---------- Given entries

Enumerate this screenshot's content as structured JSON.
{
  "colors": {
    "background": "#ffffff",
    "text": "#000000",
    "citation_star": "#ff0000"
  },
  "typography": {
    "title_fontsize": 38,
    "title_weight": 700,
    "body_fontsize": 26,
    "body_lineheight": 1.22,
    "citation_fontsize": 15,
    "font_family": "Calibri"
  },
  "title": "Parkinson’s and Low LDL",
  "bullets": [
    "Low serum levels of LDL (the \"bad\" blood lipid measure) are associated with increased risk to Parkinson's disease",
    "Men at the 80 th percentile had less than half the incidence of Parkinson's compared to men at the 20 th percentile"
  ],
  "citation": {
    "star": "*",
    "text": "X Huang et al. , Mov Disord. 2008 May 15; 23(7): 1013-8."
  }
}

--------------------

What the task asks: Extract each entry in full, exactly as given.

Expected answer:
Enumerate this screenshot's content as structured JSON.
{
  "colors": {
    "background": "#ffffff",
    "text": "#000000",
    "citation_star": "#ff0000"
  },
  "typography": {
    "title_fontsize": 38,
    "title_weight": 700,
    "body_fontsize": 26,
    "body_lineheight": 1.22,
    "citation_fontsize": 15,
    "font_family": "Calibri"
  },
  "title": "Parkinson’s and Low LDL",
  "bullets": [
    "Low serum levels of LDL (the \"bad\" blood lipid measure) are associated with increased risk to Parkinson's disease",
    "Men at the 80 th percentile had less than half the incidence of Parkinson's compared to men at the 20 th percentile"
  ],
  "citation": {
    "star": "*",
    "text": "X Huang et al. , Mov Disord. 2008 May 15; 23(7): 1013-8."
  }
}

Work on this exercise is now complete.